- Figure content listings
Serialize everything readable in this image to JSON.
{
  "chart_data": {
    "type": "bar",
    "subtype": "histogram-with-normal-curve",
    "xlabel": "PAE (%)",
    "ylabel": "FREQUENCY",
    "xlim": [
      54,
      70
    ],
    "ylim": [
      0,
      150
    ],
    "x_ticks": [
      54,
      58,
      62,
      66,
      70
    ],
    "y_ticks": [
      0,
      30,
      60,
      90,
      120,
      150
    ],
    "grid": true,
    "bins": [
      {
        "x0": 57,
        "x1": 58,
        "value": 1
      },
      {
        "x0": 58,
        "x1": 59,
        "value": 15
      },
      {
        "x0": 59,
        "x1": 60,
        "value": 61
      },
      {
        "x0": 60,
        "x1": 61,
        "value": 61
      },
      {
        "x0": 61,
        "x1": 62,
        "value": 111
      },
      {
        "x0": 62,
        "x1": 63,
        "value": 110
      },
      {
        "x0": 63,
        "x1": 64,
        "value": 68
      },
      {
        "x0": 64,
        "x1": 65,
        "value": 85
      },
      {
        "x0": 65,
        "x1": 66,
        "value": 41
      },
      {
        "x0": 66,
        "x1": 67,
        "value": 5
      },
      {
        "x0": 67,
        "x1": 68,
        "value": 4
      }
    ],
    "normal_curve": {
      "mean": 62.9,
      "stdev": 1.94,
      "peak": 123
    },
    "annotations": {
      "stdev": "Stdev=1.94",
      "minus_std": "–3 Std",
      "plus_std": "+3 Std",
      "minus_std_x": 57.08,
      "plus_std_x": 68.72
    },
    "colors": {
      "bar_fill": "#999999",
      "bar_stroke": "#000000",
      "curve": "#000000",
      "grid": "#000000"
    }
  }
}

- WHAT YOU NEED TO DO
What is needed here is an exact reproduction of all the entries.

- EXERCISE OUTPUT
Serialize everything readable in this image to JSON.
{
  "chart_data": {
    "type": "bar",
    "subtype": "histogram-with-normal-curve",
    "xlabel": "PAE (%)",
    "ylabel": "FREQUENCY",
    "xlim": [
      54,
      70
    ],
    "ylim": [
      0,
      150
    ],
    "x_ticks": [
      54,
      58,
      62,
      66,
      70
    ],
    "y_ticks": [
      0,
      30,
      60,
      90,
      120,
      150
    ],
    "grid": true,
    "bins": [
      {
        "x0": 57,
        "x1": 58,
        "value": 1
      },
      {
        "x0": 58,
        "x1": 59,
        "value": 15
      },
      {
        "x0": 59,
        "x1": 60,
        "value": 61
      },
      {
        "x0": 60,
        "x1": 61,
        "value": 61
      },
      {
        "x0": 61,
        "x1": 62,
        "value": 111
      },
      {
        "x0": 62,
        "x1": 63,
        "value": 110
      },
      {
        "x0": 63,
        "x1": 64,
        "value": 68
      },
      {
        "x0": 64,
        "x1": 65,
        "value": 85
      },
      {
        "x0": 65,
        "x1": 66,
        "value": 41
      },
      {
        "x0": 66,
        "x1": 67,
        "value": 5
      },
      {
        "x0": 67,
        "x1": 68,
        "value": 4
      }
    ],
    "normal_curve": {
      "mean": 62.9,
      "stdev": 1.94,
      "peak": 123
    },
    "annotations": {
      "stdev": "Stdev=1.94",
      "minus_std": "–3 Std",
      "plus_std": "+3 Std",
      "minus_std_x": 57.08,
      "plus_std_x": 68.72
    },
    "colors": {
      "bar_fill": "#999999",
      "bar_stroke": "#000000",
      "curve": "#000000",
      "grid": "#000000"
    }
  }
}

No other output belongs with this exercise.